# TASK REQUIREMENTS:
Give every line from the entries that contains "text".
- - -
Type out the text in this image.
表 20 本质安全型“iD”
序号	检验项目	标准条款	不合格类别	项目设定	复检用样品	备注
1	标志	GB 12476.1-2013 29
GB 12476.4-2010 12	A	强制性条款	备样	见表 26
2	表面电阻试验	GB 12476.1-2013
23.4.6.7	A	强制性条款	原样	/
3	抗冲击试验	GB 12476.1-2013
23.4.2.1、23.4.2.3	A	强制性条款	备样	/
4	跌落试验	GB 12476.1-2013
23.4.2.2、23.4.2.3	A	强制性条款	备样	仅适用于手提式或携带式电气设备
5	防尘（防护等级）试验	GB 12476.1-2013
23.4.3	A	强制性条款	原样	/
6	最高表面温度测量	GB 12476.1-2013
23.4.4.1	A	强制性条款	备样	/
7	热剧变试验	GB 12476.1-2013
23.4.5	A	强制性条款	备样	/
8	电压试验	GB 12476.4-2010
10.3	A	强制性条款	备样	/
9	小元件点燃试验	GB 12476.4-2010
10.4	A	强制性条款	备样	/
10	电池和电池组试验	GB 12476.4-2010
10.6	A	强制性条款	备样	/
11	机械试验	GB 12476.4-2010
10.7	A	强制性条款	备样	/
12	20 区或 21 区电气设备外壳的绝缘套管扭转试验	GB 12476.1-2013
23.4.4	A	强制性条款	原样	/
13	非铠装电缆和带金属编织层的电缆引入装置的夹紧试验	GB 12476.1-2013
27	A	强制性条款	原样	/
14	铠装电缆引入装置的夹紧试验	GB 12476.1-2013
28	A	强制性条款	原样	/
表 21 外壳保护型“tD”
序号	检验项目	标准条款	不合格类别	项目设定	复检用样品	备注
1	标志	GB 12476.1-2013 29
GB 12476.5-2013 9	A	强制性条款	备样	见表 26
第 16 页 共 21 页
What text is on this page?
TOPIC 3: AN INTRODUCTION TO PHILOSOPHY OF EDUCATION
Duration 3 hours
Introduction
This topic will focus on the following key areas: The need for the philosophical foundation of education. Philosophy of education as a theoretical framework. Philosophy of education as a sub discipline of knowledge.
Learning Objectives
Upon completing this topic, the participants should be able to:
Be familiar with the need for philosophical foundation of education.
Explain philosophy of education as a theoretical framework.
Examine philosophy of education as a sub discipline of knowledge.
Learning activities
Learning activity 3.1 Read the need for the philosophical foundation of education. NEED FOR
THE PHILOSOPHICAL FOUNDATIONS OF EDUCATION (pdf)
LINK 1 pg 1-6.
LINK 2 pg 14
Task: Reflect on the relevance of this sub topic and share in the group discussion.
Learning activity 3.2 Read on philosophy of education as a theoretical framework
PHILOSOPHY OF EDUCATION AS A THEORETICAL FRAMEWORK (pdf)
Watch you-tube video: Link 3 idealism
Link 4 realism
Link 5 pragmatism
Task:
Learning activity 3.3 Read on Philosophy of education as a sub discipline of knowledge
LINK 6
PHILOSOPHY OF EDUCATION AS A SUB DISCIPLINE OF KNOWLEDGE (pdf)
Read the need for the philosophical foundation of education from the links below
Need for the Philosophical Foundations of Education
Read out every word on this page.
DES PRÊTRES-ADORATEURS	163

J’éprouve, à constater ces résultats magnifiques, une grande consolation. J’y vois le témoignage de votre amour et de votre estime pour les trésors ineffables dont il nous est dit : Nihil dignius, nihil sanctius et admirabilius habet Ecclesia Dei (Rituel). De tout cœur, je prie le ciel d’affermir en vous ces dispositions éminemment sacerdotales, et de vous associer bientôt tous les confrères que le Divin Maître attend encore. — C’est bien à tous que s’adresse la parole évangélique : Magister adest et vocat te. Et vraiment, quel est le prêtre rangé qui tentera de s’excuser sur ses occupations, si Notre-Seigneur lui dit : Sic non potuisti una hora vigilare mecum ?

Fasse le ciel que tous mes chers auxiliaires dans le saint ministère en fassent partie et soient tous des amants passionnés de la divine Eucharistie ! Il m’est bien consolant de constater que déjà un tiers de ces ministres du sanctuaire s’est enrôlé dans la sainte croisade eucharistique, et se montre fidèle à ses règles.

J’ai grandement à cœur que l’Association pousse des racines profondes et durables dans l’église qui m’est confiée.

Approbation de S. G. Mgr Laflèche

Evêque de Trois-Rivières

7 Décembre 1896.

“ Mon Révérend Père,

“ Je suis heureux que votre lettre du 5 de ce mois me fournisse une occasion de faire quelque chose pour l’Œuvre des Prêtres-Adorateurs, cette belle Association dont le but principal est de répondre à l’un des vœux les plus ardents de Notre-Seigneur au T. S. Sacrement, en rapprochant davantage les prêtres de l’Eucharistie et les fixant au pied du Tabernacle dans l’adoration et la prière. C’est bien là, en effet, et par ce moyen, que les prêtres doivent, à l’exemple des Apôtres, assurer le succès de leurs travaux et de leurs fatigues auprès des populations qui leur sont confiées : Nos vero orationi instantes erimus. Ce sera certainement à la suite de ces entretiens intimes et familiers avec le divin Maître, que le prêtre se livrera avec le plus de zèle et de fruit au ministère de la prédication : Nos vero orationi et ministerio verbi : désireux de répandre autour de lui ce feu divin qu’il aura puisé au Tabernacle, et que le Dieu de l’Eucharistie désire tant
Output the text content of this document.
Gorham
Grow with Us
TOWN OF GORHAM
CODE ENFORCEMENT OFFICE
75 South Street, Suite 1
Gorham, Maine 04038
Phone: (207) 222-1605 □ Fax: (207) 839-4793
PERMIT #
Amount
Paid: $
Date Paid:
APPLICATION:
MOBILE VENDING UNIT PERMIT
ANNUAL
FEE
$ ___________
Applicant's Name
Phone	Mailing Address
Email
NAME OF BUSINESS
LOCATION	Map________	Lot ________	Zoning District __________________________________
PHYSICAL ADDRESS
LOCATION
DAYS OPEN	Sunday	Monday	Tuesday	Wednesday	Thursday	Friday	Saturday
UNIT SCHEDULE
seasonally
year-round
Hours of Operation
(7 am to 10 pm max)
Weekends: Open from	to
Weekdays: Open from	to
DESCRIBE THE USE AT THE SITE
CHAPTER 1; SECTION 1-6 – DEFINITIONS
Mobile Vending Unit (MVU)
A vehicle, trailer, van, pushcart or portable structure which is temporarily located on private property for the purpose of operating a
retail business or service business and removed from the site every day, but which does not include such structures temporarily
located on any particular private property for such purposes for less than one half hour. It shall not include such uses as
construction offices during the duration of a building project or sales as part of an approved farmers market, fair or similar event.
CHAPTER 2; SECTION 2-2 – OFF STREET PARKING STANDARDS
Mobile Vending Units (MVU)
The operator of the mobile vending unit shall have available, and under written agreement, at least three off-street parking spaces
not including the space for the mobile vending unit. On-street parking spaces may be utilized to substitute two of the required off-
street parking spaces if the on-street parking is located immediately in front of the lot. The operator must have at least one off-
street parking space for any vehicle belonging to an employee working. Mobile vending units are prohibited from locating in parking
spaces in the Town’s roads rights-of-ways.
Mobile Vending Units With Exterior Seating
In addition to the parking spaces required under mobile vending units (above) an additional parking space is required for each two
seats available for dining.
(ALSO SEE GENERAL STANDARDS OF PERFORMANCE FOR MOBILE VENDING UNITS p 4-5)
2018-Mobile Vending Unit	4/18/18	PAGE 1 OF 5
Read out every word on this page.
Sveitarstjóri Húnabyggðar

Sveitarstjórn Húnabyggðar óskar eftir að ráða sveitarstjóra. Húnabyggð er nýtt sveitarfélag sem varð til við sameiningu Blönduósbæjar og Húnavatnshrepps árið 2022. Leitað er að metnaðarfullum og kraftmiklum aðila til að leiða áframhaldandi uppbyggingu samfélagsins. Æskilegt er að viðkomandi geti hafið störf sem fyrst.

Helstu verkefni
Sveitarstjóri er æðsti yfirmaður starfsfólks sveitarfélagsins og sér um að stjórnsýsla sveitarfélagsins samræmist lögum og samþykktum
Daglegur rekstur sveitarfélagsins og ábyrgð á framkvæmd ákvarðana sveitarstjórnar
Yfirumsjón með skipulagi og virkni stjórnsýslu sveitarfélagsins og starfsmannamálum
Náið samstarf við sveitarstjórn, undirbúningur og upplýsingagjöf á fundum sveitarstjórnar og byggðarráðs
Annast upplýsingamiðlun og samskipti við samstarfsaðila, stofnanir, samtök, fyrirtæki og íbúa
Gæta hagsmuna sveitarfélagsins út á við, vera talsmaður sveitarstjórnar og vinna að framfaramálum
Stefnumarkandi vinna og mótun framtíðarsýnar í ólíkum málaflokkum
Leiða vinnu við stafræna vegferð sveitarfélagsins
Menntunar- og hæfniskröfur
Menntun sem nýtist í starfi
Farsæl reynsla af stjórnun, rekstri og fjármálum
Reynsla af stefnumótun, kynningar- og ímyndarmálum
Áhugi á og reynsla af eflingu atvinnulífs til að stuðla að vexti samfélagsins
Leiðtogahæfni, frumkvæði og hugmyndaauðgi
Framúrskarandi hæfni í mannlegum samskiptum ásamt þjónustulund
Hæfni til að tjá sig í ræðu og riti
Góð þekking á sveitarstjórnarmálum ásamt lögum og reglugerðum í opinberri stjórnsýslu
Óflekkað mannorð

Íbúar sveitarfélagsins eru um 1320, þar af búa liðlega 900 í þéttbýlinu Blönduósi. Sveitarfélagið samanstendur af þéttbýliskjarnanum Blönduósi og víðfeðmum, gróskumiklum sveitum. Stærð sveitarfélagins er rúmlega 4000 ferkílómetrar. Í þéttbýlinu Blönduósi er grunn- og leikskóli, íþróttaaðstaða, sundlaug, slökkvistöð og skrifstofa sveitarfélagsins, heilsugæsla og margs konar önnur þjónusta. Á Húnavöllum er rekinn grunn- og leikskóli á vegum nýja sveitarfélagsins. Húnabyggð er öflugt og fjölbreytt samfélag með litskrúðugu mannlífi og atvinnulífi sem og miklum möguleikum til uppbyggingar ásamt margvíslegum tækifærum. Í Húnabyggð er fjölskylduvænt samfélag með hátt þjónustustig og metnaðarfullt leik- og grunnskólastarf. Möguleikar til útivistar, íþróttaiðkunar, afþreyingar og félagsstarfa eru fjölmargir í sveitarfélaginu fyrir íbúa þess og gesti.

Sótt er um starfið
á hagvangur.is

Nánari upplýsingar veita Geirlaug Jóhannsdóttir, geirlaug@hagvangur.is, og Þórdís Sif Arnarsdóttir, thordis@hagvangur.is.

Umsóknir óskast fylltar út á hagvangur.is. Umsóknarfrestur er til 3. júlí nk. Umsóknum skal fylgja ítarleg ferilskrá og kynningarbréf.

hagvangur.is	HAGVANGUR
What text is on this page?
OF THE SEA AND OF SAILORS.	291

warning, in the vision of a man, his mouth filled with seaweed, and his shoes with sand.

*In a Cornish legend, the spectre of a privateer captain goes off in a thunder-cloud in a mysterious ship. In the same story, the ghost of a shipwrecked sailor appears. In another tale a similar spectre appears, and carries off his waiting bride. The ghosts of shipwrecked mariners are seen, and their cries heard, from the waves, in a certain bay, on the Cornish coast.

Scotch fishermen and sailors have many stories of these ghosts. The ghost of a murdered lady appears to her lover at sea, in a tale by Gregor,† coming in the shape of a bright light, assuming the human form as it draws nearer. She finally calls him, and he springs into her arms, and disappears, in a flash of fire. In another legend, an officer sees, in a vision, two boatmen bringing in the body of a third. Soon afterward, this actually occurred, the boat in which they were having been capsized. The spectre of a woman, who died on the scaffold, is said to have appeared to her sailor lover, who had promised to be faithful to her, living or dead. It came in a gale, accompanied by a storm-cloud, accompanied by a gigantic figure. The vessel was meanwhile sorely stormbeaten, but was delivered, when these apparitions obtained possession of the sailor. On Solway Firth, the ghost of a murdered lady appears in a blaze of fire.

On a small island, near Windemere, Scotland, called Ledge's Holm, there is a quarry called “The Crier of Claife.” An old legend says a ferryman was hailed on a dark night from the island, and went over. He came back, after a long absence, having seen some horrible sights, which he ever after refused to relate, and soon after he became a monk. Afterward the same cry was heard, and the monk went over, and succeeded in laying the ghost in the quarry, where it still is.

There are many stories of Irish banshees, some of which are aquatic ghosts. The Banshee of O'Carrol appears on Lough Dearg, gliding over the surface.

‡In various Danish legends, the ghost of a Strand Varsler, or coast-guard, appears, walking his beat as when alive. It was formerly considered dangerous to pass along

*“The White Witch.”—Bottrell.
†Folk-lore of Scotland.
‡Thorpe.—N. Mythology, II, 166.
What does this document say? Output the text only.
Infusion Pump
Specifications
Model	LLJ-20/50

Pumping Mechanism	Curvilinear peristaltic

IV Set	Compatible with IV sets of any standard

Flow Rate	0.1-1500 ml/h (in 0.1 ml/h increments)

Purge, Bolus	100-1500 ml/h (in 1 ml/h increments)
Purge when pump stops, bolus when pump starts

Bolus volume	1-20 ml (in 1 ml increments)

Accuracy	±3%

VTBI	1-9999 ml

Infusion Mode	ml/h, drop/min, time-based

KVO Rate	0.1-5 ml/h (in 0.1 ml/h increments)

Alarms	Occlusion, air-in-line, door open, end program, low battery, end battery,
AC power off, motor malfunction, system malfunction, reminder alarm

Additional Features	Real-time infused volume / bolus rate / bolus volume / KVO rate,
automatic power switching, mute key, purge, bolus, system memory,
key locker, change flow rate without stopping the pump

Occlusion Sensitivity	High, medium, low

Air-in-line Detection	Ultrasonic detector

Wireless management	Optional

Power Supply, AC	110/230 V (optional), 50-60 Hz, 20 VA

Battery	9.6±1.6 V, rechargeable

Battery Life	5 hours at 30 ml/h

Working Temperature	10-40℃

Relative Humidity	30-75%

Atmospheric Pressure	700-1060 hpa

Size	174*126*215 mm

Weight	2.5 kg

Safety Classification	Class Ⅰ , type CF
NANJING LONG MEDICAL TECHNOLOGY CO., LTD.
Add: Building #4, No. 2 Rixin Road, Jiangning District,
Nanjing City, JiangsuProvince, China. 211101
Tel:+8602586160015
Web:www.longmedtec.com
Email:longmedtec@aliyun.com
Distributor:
- - -
# TASK RESULT:
Type out the text in this image.
What text is on this page?
Output the text content of this document.
What text is on this page?
What does this document say? Output the text only.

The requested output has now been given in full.